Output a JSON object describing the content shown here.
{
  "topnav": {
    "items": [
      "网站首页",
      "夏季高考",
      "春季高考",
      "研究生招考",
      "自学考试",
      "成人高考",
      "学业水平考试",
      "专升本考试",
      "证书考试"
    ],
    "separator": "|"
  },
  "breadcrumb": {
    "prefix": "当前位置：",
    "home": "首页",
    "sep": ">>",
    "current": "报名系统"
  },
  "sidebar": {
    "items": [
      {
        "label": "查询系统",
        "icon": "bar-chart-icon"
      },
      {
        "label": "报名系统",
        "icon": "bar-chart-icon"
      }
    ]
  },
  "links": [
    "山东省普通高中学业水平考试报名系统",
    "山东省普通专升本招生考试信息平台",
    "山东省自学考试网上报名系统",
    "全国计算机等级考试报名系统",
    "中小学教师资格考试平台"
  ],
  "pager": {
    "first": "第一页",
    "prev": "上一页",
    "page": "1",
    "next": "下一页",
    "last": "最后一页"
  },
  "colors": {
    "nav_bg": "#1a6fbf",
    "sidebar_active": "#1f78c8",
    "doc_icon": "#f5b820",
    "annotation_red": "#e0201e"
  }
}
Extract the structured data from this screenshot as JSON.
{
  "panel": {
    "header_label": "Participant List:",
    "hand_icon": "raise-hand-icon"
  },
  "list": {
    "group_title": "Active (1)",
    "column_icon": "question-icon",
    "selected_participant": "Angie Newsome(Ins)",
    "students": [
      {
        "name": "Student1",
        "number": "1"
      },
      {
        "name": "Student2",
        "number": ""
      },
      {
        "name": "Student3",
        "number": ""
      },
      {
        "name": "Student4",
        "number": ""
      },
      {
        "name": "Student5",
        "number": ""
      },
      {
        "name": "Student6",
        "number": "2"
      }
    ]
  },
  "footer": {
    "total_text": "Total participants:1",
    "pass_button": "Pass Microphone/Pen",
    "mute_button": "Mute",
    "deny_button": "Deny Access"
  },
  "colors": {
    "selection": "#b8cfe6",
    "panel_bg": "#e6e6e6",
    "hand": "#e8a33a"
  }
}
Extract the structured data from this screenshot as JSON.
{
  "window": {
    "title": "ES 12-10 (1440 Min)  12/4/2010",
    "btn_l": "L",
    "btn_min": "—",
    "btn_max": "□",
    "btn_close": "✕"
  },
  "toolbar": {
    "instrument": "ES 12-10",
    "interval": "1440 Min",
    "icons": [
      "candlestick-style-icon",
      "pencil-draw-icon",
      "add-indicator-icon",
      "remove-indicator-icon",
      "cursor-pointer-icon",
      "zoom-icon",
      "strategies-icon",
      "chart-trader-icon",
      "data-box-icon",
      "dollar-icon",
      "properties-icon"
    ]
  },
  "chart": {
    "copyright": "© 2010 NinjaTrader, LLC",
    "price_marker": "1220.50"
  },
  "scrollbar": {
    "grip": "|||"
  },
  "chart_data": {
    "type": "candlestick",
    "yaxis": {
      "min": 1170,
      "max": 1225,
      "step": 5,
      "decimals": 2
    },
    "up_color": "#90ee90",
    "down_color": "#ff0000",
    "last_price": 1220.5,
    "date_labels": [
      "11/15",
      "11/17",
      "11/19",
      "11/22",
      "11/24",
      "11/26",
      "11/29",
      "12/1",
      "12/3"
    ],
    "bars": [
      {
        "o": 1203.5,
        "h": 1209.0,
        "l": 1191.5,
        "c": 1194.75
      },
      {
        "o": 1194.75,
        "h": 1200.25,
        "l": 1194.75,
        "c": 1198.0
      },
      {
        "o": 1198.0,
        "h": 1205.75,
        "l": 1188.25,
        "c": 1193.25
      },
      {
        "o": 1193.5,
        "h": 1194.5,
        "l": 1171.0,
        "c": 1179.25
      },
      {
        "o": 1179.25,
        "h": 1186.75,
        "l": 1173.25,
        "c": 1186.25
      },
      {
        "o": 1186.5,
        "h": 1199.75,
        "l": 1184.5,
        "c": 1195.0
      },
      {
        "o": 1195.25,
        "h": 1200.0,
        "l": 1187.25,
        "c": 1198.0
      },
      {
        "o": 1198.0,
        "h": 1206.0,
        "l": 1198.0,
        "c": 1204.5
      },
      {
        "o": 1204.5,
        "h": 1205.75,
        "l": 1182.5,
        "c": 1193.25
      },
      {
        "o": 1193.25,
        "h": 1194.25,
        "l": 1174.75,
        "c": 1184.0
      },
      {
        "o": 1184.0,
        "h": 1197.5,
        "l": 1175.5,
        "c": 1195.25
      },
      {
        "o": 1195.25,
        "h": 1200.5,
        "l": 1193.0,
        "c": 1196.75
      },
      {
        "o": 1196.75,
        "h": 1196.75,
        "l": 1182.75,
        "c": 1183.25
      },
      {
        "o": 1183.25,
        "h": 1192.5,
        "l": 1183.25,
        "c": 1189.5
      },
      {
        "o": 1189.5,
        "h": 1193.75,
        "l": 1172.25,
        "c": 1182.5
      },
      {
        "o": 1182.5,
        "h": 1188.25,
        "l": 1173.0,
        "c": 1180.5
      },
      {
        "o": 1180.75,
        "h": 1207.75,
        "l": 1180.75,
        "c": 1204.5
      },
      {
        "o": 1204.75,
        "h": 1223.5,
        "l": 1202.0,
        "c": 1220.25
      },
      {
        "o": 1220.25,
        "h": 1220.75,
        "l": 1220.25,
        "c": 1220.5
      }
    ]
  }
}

What to produce => The listing above should be transcribed in full, exactly as written.

Reply =>
Output a JSON object describing the content shown here.
{
  "topnav": {
    "items": [
      "网站首页",
      "夏季高考",
      "春季高考",
      "研究生招考",
      "自学考试",
      "成人高考",
      "学业水平考试",
      "专升本考试",
      "证书考试"
    ],
    "separator": "|"
  },
  "breadcrumb": {
    "prefix": "当前位置：",
    "home": "首页",
    "sep": ">>",
    "current": "报名系统"
  },
  "sidebar": {
    "items": [
      {
        "label": "查询系统",
        "icon": "bar-chart-icon"
      },
      {
        "label": "报名系统",
        "icon": "bar-chart-icon"
      }
    ]
  },
  "links": [
    "山东省普通高中学业水平考试报名系统",
    "山东省普通专升本招生考试信息平台",
    "山东省自学考试网上报名系统",
    "全国计算机等级考试报名系统",
    "中小学教师资格考试平台"
  ],
  "pager": {
    "first": "第一页",
    "prev": "上一页",
    "page": "1",
    "next": "下一页",
    "last": "最后一页"
  },
  "colors": {
    "nav_bg": "#1a6fbf",
    "sidebar_active": "#1f78c8",
    "doc_icon": "#f5b820",
    "annotation_red": "#e0201e"
  }
}
Extract the structured data from this screenshot as JSON.
{
  "panel": {
    "header_label": "Participant List:",
    "hand_icon": "raise-hand-icon"
  },
  "list": {
    "group_title": "Active (1)",
    "column_icon": "question-icon",
    "selected_participant": "Angie Newsome(Ins)",
    "students": [
      {
        "name": "Student1",
        "number": "1"
      },
      {
        "name": "Student2",
        "number": ""
      },
      {
        "name": "Student3",
        "number": ""
      },
      {
        "name": "Student4",
        "number": ""
      },
      {
        "name": "Student5",
        "number": ""
      },
      {
        "name": "Student6",
        "number": "2"
      }
    ]
  },
  "footer": {
    "total_text": "Total participants:1",
    "pass_button": "Pass Microphone/Pen",
    "mute_button": "Mute",
    "deny_button": "Deny Access"
  },
  "colors": {
    "selection": "#b8cfe6",
    "panel_bg": "#e6e6e6",
    "hand": "#e8a33a"
  }
}
Extract the structured data from this screenshot as JSON.
{
  "window": {
    "title": "ES 12-10 (1440 Min)  12/4/2010",
    "btn_l": "L",
    "btn_min": "—",
    "btn_max": "□",
    "btn_close": "✕"
  },
  "toolbar": {
    "instrument": "ES 12-10",
    "interval": "1440 Min",
    "icons": [
      "candlestick-style-icon",
      "pencil-draw-icon",
      "add-indicator-icon",
      "remove-indicator-icon",
      "cursor-pointer-icon",
      "zoom-icon",
      "strategies-icon",
      "chart-trader-icon",
      "data-box-icon",
      "dollar-icon",
      "properties-icon"
    ]
  },
  "chart": {
    "copyright": "© 2010 NinjaTrader, LLC",
    "price_marker": "1220.50"
  },
  "scrollbar": {
    "grip": "|||"
  },
  "chart_data": {
    "type": "candlestick",
    "yaxis": {
      "min": 1170,
      "max": 1225,
      "step": 5,
      "decimals": 2
    },
    "up_color": "#90ee90",
    "down_color": "#ff0000",
    "last_price": 1220.5,
    "date_labels": [
      "11/15",
      "11/17",
      "11/19",
      "11/22",
      "11/24",
      "11/26",
      "11/29",
      "12/1",
      "12/3"
    ],
    "bars": [
      {
        "o": 1203.5,
        "h": 1209.0,
        "l": 1191.5,
        "c": 1194.75
      },
      {
        "o": 1194.75,
        "h": 1200.25,
        "l": 1194.75,
        "c": 1198.0
      },
      {
        "o": 1198.0,
        "h": 1205.75,
        "l": 1188.25,
        "c": 1193.25
      },
      {
        "o": 1193.5,
        "h": 1194.5,
        "l": 1171.0,
        "c": 1179.25
      },
      {
        "o": 1179.25,
        "h": 1186.75,
        "l": 1173.25,
        "c": 1186.25
      },
      {
        "o": 1186.5,
        "h": 1199.75,
        "l": 1184.5,
        "c": 1195.0
      },
      {
        "o": 1195.25,
        "h": 1200.0,
        "l": 1187.25,
        "c": 1198.0
      },
      {
        "o": 1198.0,
        "h": 1206.0,
        "l": 1198.0,
        "c": 1204.5
      },
      {
        "o": 1204.5,
        "h": 1205.75,
        "l": 1182.5,
        "c": 1193.25
      },
      {
        "o": 1193.25,
        "h": 1194.25,
        "l": 1174.75,
        "c": 1184.0
      },
      {
        "o": 1184.0,
        "h": 1197.5,
        "l": 1175.5,
        "c": 1195.25
      },
      {
        "o": 1195.25,
        "h": 1200.5,
        "l": 1193.0,
        "c": 1196.75
      },
      {
        "o": 1196.75,
        "h": 1196.75,
        "l": 1182.75,
        "c": 1183.25
      },
      {
        "o": 1183.25,
        "h": 1192.5,
        "l": 1183.25,
        "c": 1189.5
      },
      {
        "o": 1189.5,
        "h": 1193.75,
        "l": 1172.25,
        "c": 1182.5
      },
      {
        "o": 1182.5,
        "h": 1188.25,
        "l": 1173.0,
        "c": 1180.5
      },
      {
        "o": 1180.75,
        "h": 1207.75,
        "l": 1180.75,
        "c": 1204.5
      },
      {
        "o": 1204.75,
        "h": 1223.5,
        "l": 1202.0,
        "c": 1220.25
      },
      {
        "o": 1220.25,
        "h": 1220.75,
        "l": 1220.25,
        "c": 1220.5
      }
    ]
  }
}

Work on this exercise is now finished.